» What to produce
Convert the rows below into a JSON list of strings, with one string for each line and no entries for blank lines.

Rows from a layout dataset
——————————

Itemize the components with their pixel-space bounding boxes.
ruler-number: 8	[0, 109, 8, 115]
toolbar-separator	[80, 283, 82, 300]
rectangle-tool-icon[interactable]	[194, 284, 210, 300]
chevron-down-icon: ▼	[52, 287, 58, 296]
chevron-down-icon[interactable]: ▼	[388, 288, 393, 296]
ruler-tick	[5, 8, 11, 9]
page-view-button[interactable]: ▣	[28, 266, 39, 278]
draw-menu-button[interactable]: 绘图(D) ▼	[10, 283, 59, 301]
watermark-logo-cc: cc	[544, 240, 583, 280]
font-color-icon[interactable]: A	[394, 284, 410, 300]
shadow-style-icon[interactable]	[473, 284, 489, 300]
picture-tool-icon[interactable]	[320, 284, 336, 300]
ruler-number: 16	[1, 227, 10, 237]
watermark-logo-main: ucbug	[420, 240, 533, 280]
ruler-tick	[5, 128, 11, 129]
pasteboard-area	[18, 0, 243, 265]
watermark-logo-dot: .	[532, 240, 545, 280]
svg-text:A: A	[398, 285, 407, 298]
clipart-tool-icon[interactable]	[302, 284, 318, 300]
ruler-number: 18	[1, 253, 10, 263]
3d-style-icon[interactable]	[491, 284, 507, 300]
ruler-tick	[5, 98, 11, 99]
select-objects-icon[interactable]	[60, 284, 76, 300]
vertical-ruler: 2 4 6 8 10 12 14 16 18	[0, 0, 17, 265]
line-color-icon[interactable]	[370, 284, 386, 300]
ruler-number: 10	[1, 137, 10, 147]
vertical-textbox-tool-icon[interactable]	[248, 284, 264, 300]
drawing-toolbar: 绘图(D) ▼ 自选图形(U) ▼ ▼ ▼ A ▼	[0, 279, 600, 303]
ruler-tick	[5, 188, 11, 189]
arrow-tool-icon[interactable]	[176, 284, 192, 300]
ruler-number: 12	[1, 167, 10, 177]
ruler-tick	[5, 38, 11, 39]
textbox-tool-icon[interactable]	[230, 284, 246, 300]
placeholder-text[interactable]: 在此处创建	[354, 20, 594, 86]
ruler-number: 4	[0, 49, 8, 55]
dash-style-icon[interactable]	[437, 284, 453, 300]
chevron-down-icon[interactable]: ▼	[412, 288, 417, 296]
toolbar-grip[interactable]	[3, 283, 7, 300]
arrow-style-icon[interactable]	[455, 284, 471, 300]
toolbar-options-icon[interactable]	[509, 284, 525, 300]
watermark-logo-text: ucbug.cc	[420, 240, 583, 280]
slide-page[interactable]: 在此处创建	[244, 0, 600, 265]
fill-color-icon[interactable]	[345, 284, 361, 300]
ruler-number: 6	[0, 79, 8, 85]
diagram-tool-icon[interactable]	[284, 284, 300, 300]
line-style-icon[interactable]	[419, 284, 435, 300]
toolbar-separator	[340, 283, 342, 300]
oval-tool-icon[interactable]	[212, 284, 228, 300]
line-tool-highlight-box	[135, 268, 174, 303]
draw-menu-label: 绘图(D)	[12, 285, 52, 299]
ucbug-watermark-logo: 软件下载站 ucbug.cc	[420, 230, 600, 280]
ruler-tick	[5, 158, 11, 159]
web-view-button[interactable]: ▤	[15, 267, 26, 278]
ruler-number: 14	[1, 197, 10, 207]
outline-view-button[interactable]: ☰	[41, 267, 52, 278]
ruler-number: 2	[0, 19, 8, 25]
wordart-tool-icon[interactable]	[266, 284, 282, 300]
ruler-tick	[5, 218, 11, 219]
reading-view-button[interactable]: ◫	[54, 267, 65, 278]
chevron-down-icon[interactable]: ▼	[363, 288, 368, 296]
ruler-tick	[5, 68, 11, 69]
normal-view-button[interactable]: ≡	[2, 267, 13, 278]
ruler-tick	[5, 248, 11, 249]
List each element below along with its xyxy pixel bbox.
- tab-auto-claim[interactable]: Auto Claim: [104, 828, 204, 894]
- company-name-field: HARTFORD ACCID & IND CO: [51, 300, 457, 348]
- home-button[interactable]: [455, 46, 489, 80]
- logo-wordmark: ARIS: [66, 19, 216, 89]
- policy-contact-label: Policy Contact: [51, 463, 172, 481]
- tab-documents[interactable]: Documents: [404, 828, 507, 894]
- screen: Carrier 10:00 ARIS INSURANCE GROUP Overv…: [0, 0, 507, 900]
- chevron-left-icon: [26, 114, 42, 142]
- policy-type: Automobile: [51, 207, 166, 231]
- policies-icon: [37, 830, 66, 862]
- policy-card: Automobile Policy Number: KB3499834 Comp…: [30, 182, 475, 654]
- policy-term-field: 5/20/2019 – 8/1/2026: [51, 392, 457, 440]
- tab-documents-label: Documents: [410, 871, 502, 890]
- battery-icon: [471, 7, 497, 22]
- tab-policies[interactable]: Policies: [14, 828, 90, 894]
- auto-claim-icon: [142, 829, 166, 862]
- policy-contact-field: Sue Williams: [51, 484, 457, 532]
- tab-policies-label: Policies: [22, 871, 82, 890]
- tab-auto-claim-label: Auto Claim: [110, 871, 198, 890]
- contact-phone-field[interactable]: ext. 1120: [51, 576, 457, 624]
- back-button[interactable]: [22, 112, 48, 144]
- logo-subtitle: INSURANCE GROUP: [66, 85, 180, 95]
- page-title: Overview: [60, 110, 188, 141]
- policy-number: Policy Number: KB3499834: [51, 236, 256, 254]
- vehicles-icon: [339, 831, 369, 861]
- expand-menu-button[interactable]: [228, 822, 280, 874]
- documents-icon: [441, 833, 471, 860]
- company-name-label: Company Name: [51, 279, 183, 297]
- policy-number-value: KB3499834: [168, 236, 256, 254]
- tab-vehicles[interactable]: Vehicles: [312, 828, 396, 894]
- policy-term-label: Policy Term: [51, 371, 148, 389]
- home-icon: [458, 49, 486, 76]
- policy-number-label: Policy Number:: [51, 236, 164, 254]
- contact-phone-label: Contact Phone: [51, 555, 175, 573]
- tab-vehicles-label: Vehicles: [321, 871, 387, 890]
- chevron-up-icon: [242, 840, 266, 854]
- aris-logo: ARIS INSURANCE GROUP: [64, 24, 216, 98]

——————————

» Problem solution
[
  "Itemize the components with their pixel-space bounding boxes.",
  "ruler-number: 8\t[0, 109, 8, 115]",
  "toolbar-separator\t[80, 283, 82, 300]",
  "rectangle-tool-icon[interactable]\t[194, 284, 210, 300]",
  "chevron-down-icon: ▼\t[52, 287, 58, 296]",
  "chevron-down-icon[interactable]: ▼\t[388, 288, 393, 296]",
  "ruler-tick\t[5, 8, 11, 9]",
  "page-view-button[interactable]: ▣\t[28, 266, 39, 278]",
  "draw-menu-button[interactable]: 绘图(D) ▼\t[10, 283, 59, 301]",
  "watermark-logo-cc: cc\t[544, 240, 583, 280]",
  "font-color-icon[interactable]: A\t[394, 284, 410, 300]",
  "shadow-style-icon[interactable]\t[473, 284, 489, 300]",
  "picture-tool-icon[interactable]\t[320, 284, 336, 300]",
  "ruler-number: 16\t[1, 227, 10, 237]",
  "watermark-logo-main: ucbug\t[420, 240, 533, 280]",
  "ruler-tick\t[5, 128, 11, 129]",
  "pasteboard-area\t[18, 0, 243, 265]",
  "watermark-logo-dot: .\t[532, 240, 545, 280]",
  "svg-text:A: A\t[398, 285, 407, 298]",
  "clipart-tool-icon[interactable]\t[302, 284, 318, 300]",
  "ruler-number: 18\t[1, 253, 10, 263]",
  "3d-style-icon[interactable]\t[491, 284, 507, 300]",
  "ruler-tick\t[5, 98, 11, 99]",
  "select-objects-icon[interactable]\t[60, 284, 76, 300]",
  "vertical-ruler: 2 4 6 8 10 12 14 16 18\t[0, 0, 17, 265]",
  "line-color-icon[interactable]\t[370, 284, 386, 300]",
  "ruler-number: 10\t[1, 137, 10, 147]",
  "vertical-textbox-tool-icon[interactable]\t[248, 284, 264, 300]",
  "drawing-toolbar: 绘图(D) ▼ 自选图形(U) ▼ ▼ ▼ A ▼\t[0, 279, 600, 303]",
  "ruler-tick\t[5, 188, 11, 189]",
  "arrow-tool-icon[interactable]\t[176, 284, 192, 300]",
  "ruler-number: 12\t[1, 167, 10, 177]",
  "ruler-tick\t[5, 38, 11, 39]",
  "textbox-tool-icon[interactable]\t[230, 284, 246, 300]",
  "placeholder-text[interactable]: 在此处创建\t[354, 20, 594, 86]",
  "ruler-number: 4\t[0, 49, 8, 55]",
  "dash-style-icon[interactable]\t[437, 284, 453, 300]",
  "chevron-down-icon[interactable]: ▼\t[412, 288, 417, 296]",
  "toolbar-grip[interactable]\t[3, 283, 7, 300]",
  "arrow-style-icon[interactable]\t[455, 284, 471, 300]",
  "toolbar-options-icon[interactable]\t[509, 284, 525, 300]",
  "watermark-logo-text: ucbug.cc\t[420, 240, 583, 280]",
  "slide-page[interactable]: 在此处创建\t[244, 0, 600, 265]",
  "fill-color-icon[interactable]\t[345, 284, 361, 300]",
  "ruler-number: 6\t[0, 79, 8, 85]",
  "diagram-tool-icon[interactable]\t[284, 284, 300, 300]",
  "line-style-icon[interactable]\t[419, 284, 435, 300]",
  "toolbar-separator\t[340, 283, 342, 300]",
  "oval-tool-icon[interactable]\t[212, 284, 228, 300]",
  "line-tool-highlight-box\t[135, 268, 174, 303]",
  "draw-menu-label: 绘图(D)\t[12, 285, 52, 299]",
  "ucbug-watermark-logo: 软件下载站 ucbug.cc\t[420, 230, 600, 280]",
  "ruler-tick\t[5, 158, 11, 159]",
  "web-view-button[interactable]: ▤\t[15, 267, 26, 278]",
  "ruler-number: 14\t[1, 197, 10, 207]",
  "outline-view-button[interactable]: ☰\t[41, 267, 52, 278]",
  "ruler-number: 2\t[0, 19, 8, 25]",
  "wordart-tool-icon[interactable]\t[266, 284, 282, 300]",
  "ruler-tick\t[5, 218, 11, 219]",
  "reading-view-button[interactable]: ◫\t[54, 267, 65, 278]",
  "chevron-down-icon[interactable]: ▼\t[363, 288, 368, 296]",
  "ruler-tick\t[5, 68, 11, 69]",
  "normal-view-button[interactable]: ≡\t[2, 267, 13, 278]",
  "ruler-tick\t[5, 248, 11, 249]",
  "List each element below along with its xyxy pixel bbox.",
  "- tab-auto-claim[interactable]: Auto Claim: [104, 828, 204, 894]",
  "- company-name-field: HARTFORD ACCID & IND CO: [51, 300, 457, 348]",
  "- home-button[interactable]: [455, 46, 489, 80]",
  "- logo-wordmark: ARIS: [66, 19, 216, 89]",
  "- policy-contact-label: Policy Contact: [51, 463, 172, 481]",
  "- tab-documents[interactable]: Documents: [404, 828, 507, 894]",
  "- screen: Carrier 10:00 ARIS INSURANCE GROUP Overv…: [0, 0, 507, 900]",
  "- chevron-left-icon: [26, 114, 42, 142]",
  "- policy-type: Automobile: [51, 207, 166, 231]",
  "- policies-icon: [37, 830, 66, 862]",
  "- policy-card: Automobile Policy Number: KB3499834 Comp…: [30, 182, 475, 654]",
  "- policy-term-field: 5/20/2019 – 8/1/2026: [51, 392, 457, 440]",
  "- tab-documents-label: Documents: [410, 871, 502, 890]",
  "- battery-icon: [471, 7, 497, 22]",
  "- tab-policies[interactable]: Policies: [14, 828, 90, 894]",
  "- auto-claim-icon: [142, 829, 166, 862]",
  "- policy-contact-field: Sue Williams: [51, 484, 457, 532]",
  "- tab-policies-label: Policies: [22, 871, 82, 890]",
  "- tab-auto-claim-label: Auto Claim: [110, 871, 198, 890]",
  "- contact-phone-field[interactable]: ext. 1120: [51, 576, 457, 624]",
  "- back-button[interactable]: [22, 112, 48, 144]",
  "- logo-subtitle: INSURANCE GROUP: [66, 85, 180, 95]",
  "- page-title: Overview: [60, 110, 188, 141]",
  "- policy-number: Policy Number: KB3499834: [51, 236, 256, 254]",
  "- vehicles-icon: [339, 831, 369, 861]",
  "- expand-menu-button[interactable]: [228, 822, 280, 874]",
  "- documents-icon: [441, 833, 471, 860]",
  "- company-name-label: Company Name: [51, 279, 183, 297]",
  "- policy-number-value: KB3499834: [168, 236, 256, 254]",
  "- tab-vehicles[interactable]: Vehicles: [312, 828, 396, 894]",
  "- policy-term-label: Policy Term: [51, 371, 148, 389]",
  "- home-icon: [458, 49, 486, 76]",
  "- policy-number-label: Policy Number:: [51, 236, 164, 254]",
  "- contact-phone-label: Contact Phone: [51, 555, 175, 573]",
  "- tab-vehicles-label: Vehicles: [321, 871, 387, 890]",
  "- chevron-up-icon: [242, 840, 266, 854]",
  "- aris-logo: ARIS INSURANCE GROUP: [64, 24, 216, 98]"
]